**The exercise**
Among the lines below, count those containing the word "interface". Give the number only.

**Listed entries**
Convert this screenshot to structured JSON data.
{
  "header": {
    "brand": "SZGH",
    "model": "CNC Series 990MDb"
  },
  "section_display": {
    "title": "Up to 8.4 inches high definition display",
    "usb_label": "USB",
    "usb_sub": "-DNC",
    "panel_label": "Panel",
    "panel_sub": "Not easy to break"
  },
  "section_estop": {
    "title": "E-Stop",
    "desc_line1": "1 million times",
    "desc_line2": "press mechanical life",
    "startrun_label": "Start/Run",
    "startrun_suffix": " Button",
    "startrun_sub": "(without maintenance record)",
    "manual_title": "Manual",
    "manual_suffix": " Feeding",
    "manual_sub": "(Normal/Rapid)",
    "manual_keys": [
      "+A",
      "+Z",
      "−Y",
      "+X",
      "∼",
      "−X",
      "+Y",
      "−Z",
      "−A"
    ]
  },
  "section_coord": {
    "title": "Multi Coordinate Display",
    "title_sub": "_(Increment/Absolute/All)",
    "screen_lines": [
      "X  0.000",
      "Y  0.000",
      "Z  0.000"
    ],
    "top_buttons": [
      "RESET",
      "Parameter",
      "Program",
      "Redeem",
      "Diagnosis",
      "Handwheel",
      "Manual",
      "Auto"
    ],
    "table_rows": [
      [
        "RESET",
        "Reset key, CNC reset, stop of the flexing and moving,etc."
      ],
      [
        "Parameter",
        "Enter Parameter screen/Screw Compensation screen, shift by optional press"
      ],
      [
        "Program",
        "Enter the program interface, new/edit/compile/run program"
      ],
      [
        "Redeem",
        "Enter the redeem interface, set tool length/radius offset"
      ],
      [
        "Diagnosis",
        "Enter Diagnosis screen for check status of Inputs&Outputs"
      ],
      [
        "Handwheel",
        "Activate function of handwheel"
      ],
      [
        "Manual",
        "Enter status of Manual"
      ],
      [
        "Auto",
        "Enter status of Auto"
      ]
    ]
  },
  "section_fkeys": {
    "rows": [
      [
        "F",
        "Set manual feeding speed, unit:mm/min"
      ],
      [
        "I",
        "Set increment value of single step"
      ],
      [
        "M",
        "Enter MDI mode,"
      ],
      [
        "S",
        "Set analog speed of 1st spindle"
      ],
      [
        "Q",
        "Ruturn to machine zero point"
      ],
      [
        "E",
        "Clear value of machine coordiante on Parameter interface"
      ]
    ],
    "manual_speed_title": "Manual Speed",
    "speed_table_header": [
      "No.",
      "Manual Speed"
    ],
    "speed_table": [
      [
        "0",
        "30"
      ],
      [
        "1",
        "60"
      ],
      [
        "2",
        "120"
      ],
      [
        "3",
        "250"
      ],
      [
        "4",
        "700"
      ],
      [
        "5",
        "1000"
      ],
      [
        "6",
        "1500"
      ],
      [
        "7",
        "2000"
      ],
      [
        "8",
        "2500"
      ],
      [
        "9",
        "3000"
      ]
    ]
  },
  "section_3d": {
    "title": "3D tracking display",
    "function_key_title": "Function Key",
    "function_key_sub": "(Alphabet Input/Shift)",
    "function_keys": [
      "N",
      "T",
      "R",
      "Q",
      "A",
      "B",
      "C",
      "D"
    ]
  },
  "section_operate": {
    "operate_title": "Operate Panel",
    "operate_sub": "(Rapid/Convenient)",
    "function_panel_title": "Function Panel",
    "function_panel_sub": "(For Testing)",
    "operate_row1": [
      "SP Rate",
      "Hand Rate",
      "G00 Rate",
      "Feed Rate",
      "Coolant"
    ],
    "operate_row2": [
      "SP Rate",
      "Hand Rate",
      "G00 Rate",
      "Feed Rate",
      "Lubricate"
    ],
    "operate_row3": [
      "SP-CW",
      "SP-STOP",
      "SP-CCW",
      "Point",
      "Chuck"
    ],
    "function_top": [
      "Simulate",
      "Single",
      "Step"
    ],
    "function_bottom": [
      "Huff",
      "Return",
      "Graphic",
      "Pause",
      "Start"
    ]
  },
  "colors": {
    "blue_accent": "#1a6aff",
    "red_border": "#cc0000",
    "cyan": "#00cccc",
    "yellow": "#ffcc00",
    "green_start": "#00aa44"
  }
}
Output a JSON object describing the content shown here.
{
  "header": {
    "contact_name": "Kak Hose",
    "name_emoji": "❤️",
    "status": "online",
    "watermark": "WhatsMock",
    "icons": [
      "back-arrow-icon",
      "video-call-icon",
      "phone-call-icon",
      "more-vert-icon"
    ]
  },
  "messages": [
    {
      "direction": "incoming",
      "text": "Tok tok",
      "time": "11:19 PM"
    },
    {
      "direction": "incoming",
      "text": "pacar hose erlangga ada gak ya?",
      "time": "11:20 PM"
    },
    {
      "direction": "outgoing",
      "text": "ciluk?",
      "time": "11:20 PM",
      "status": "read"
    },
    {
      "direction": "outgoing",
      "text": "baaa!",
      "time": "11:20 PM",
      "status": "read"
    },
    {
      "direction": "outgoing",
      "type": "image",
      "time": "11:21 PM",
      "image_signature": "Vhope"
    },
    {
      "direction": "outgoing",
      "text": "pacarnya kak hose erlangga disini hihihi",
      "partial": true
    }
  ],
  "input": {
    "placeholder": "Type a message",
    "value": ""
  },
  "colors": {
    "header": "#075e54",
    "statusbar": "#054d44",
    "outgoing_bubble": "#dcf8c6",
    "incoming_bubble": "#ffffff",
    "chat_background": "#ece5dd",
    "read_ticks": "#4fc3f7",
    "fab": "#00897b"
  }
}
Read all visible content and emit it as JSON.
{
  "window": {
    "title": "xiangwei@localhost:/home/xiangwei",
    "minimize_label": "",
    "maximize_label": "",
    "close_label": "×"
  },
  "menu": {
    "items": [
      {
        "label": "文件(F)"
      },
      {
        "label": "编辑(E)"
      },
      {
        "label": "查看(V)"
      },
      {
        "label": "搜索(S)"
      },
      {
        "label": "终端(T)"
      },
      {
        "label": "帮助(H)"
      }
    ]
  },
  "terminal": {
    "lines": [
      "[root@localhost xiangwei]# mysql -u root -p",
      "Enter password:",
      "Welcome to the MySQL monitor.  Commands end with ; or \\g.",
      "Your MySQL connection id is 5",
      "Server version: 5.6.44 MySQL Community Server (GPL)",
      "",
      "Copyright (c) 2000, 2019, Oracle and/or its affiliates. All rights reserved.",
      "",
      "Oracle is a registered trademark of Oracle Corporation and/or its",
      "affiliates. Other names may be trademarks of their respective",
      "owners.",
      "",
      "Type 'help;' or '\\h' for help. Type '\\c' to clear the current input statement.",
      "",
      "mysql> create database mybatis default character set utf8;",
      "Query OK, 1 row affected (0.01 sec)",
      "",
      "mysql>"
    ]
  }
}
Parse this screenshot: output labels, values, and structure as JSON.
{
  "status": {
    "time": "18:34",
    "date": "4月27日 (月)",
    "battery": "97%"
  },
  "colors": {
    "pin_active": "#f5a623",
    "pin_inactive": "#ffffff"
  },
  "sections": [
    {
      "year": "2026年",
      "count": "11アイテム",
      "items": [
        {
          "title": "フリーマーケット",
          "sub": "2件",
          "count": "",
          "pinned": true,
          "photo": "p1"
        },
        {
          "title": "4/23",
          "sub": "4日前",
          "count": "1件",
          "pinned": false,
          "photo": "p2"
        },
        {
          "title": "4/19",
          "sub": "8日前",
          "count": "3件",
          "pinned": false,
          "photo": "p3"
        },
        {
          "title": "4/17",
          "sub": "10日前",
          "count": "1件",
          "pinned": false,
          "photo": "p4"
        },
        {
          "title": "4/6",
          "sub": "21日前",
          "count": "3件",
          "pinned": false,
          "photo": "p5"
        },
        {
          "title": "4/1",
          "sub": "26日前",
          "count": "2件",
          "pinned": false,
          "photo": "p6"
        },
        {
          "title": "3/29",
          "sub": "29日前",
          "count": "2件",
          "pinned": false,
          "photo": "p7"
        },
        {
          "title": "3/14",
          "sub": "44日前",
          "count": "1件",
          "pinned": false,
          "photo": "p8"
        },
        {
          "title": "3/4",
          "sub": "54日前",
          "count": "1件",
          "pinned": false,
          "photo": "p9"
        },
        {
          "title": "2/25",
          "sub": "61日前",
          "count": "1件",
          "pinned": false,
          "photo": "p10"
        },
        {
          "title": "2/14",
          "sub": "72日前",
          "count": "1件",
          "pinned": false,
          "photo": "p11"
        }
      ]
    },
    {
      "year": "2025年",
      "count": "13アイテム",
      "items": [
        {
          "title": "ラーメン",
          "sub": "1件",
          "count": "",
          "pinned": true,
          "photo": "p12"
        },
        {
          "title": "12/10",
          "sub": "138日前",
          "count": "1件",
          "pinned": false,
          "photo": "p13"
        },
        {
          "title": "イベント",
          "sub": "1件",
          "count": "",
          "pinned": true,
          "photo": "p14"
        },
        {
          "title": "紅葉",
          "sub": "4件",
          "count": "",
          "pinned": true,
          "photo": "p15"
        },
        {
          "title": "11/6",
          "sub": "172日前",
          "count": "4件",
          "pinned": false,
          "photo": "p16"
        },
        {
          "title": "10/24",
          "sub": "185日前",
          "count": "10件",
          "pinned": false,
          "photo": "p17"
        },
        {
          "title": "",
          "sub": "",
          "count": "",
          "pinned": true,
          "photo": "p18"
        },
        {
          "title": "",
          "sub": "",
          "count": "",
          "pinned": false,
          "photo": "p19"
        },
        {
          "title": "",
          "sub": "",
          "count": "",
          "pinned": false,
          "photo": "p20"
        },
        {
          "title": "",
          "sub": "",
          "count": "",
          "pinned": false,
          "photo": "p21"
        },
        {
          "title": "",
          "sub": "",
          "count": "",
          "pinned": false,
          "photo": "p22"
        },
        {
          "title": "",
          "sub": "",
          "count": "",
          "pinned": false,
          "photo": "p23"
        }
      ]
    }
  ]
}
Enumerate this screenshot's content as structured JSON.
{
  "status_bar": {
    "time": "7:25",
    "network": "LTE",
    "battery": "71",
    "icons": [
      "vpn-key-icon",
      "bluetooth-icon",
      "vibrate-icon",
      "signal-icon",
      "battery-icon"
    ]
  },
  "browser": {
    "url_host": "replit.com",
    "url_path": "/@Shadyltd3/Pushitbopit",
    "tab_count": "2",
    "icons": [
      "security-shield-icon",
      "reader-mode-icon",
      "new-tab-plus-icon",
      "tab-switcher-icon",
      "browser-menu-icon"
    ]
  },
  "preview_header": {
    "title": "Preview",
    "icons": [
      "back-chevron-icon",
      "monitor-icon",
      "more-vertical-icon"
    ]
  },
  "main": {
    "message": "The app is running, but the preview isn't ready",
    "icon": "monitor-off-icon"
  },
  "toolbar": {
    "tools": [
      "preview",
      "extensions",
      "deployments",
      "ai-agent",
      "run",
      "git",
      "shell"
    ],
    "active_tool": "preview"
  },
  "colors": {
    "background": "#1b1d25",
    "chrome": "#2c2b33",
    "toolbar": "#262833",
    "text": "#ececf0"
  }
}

**Expected answer**
3